Figure content listings
_____
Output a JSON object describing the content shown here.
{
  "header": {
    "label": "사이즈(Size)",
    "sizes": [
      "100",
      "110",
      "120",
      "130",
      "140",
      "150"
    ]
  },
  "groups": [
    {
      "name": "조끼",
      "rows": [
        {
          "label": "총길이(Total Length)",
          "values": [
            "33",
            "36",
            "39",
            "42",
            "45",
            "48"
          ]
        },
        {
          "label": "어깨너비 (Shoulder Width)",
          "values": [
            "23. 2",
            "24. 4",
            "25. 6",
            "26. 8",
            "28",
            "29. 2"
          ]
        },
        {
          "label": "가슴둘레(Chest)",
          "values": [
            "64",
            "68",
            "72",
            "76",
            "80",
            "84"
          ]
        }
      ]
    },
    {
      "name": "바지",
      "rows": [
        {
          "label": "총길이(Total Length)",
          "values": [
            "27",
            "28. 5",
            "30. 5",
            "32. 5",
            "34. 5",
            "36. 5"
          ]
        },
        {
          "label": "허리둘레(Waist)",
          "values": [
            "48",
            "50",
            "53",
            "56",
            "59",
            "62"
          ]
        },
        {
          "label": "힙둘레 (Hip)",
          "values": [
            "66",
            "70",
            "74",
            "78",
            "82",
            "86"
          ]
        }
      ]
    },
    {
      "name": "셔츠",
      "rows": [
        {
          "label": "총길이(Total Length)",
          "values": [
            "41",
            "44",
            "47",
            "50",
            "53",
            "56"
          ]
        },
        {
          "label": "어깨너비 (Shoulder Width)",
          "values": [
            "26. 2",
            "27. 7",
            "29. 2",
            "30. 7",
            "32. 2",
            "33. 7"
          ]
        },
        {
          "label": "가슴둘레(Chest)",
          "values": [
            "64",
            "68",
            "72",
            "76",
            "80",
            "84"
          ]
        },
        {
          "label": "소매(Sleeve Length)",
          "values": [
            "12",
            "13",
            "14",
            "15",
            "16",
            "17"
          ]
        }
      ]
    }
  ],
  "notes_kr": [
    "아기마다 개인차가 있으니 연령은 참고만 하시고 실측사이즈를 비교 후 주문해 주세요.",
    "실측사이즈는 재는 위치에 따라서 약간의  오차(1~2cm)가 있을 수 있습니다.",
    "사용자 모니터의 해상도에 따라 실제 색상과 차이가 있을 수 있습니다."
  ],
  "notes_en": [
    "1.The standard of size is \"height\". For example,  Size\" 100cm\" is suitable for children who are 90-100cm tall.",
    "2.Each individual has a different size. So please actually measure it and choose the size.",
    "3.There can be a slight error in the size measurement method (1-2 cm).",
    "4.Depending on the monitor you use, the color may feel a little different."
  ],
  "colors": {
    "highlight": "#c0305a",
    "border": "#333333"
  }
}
_____
### Task directions
In the entries above, identify each line that includes the string "있습니다", then copy it.

### Solution to the exercise
    "실측사이즈는 재는 위치에 따라서 약간의  오차(1~2cm)가 있을 수 있습니다.",
    "사용자 모니터의 해상도에 따라 실제 색상과 차이가 있을 수 있습니다."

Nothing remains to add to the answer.